__Problem description__:
In the listing that follows, count every line with the word "Python" in it and write only the total.

__Dataset excerpts__:
○ ○ ○ ○ ○
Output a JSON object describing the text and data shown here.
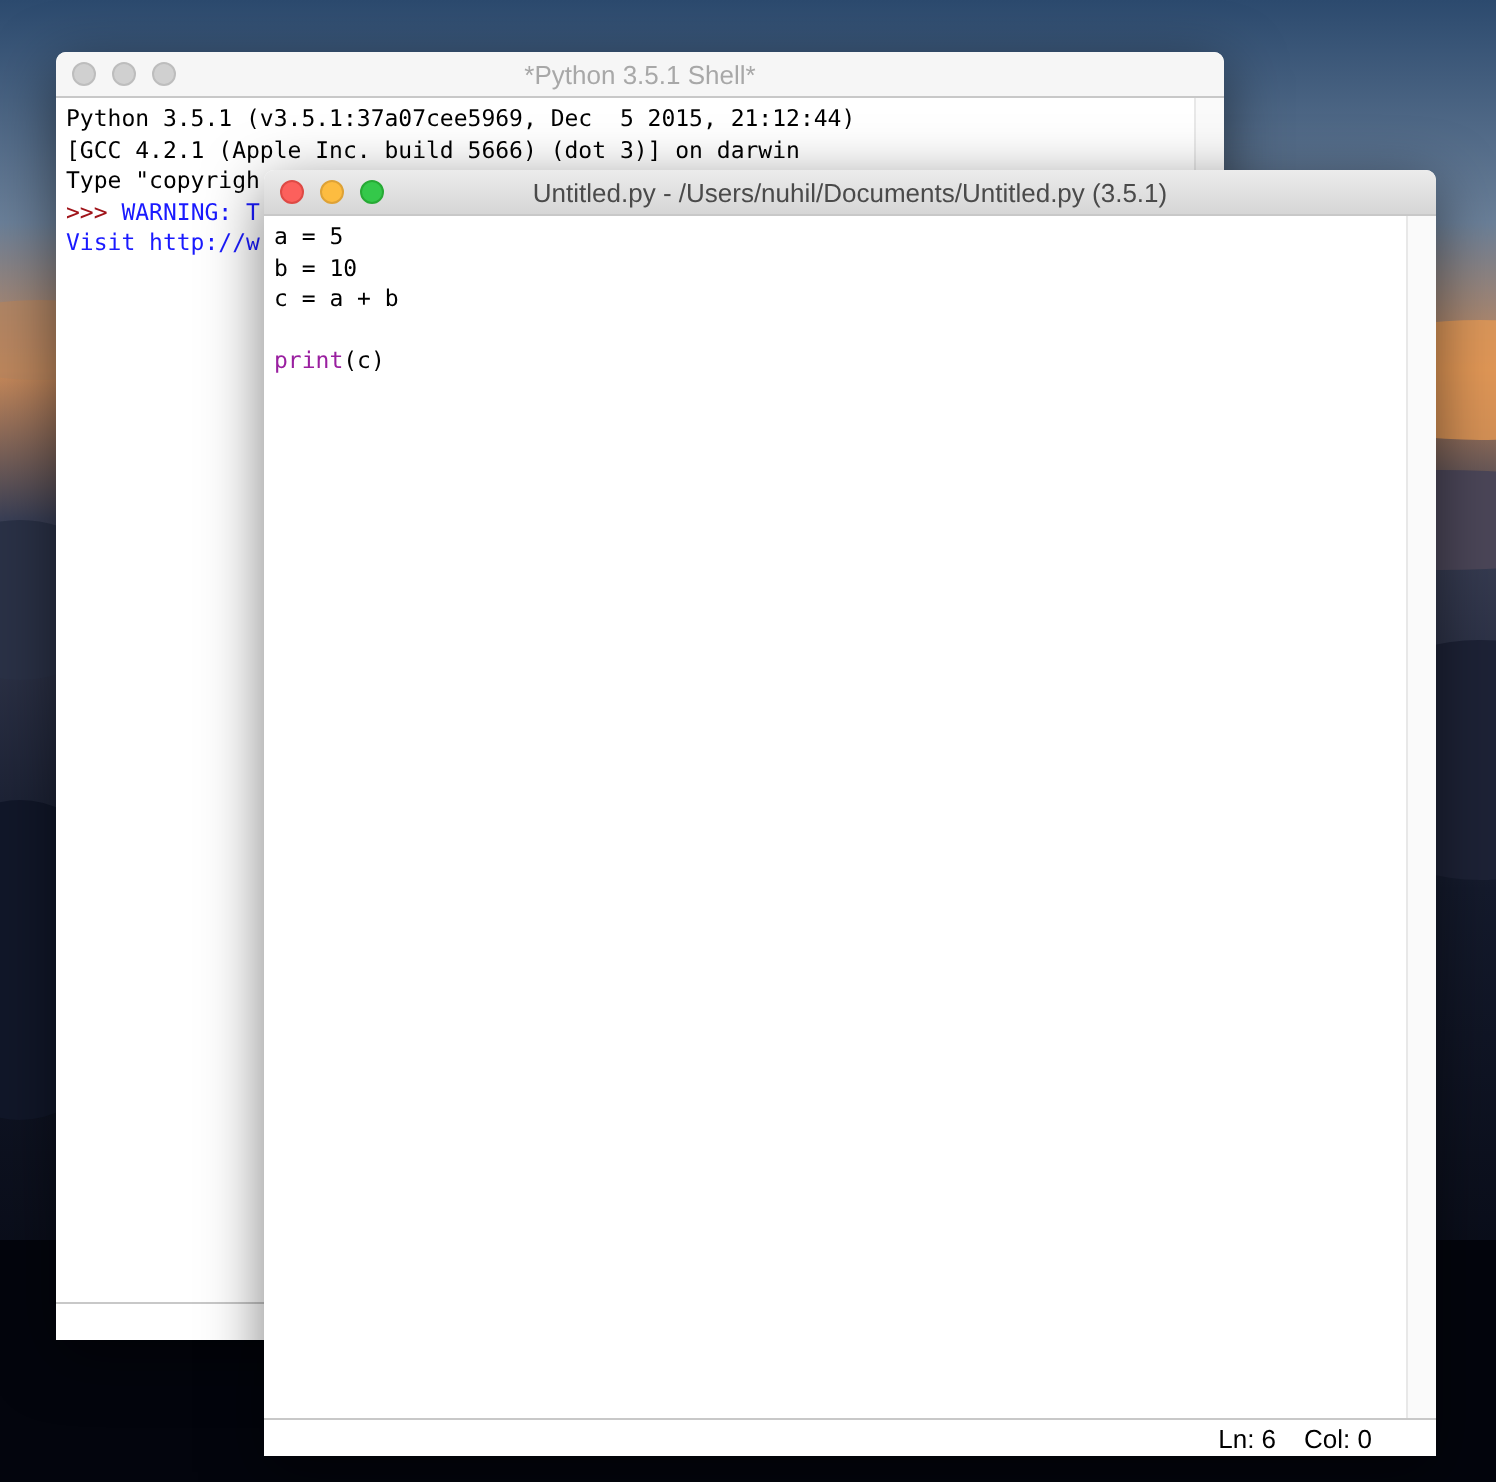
{
  "windows": [
    {
      "kind": "shell",
      "title": "*Python 3.5.1 Shell*",
      "active": false,
      "lines": [
        {
          "segments": [
            {
              "text": "Python 3.5.1 (v3.5.1:37a07cee5969, Dec  5 2015, 21:12:44)",
              "kind": "output"
            }
          ]
        },
        {
          "segments": [
            {
              "text": "[GCC 4.2.1 (Apple Inc. build 5666) (dot 3)] on darwin",
              "kind": "output"
            }
          ]
        },
        {
          "segments": [
            {
              "text": "Type \"copyrigh",
              "kind": "output"
            }
          ]
        },
        {
          "segments": [
            {
              "text": ">>> ",
              "kind": "prompt"
            },
            {
              "text": "WARNING: T",
              "kind": "warning"
            }
          ]
        },
        {
          "segments": [
            {
              "text": "Visit http://w",
              "kind": "warning"
            }
          ]
        }
      ]
    },
    {
      "kind": "editor",
      "title": "Untitled.py - /Users/nuhil/Documents/Untitled.py (3.5.1)",
      "active": true,
      "lines": [
        {
          "segments": [
            {
              "text": "a = 5",
              "kind": "plain"
            }
          ]
        },
        {
          "segments": [
            {
              "text": "b = 10",
              "kind": "plain"
            }
          ]
        },
        {
          "segments": [
            {
              "text": "c = a + b",
              "kind": "plain"
            }
          ]
        },
        {
          "spaced": true,
          "segments": [
            {
              "text": "print",
              "kind": "builtin"
            },
            {
              "text": "(c)",
              "kind": "plain"
            }
          ]
        }
      ],
      "status": {
        "line": "Ln: 6",
        "column": "Col: 0"
      }
    }
  ]
}
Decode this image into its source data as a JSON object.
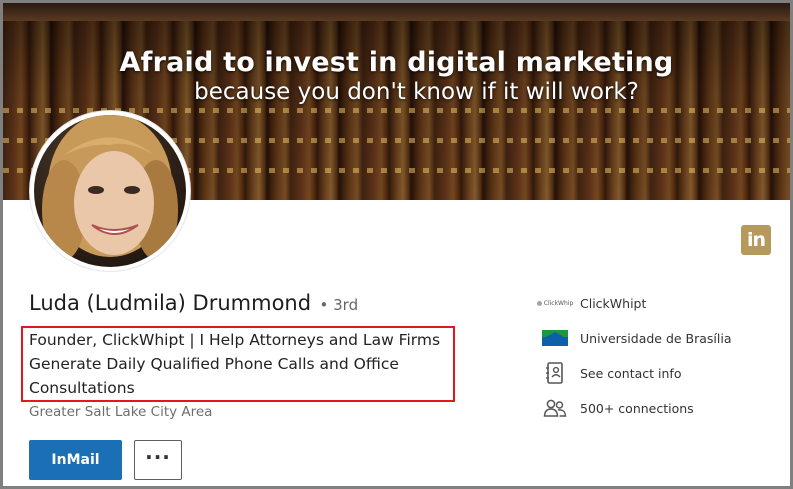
{
  "banner": {
    "headline": "Afraid to invest in digital marketing",
    "subheadline": "because you don't know if it will work?"
  },
  "profile": {
    "name": "Luda (Ludmila) Drummond",
    "degree": "• 3rd",
    "headline": "Founder, ClickWhipt | I Help Attorneys and Law Firms Generate Daily Qualified Phone Calls and Office Consultations",
    "location": "Greater Salt Lake City Area"
  },
  "actions": {
    "inmail_label": "InMail",
    "more_label": "···"
  },
  "linkedin_badge": "in",
  "sidebar": {
    "items": [
      {
        "label": "ClickWhipt",
        "icon": "clickwhipt-logo-icon",
        "logo_text": "ClickWhip"
      },
      {
        "label": "Universidade de Brasília",
        "icon": "university-logo-icon"
      },
      {
        "label": "See contact info",
        "icon": "contact-card-icon"
      },
      {
        "label": "500+ connections",
        "icon": "people-icon"
      }
    ]
  },
  "colors": {
    "primary_button": "#1b6fb4",
    "highlight_box": "#e0191e",
    "linkedin_badge": "#b59a5b"
  }
}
○ ○ ○ ○ ○
__Result of this task__:
2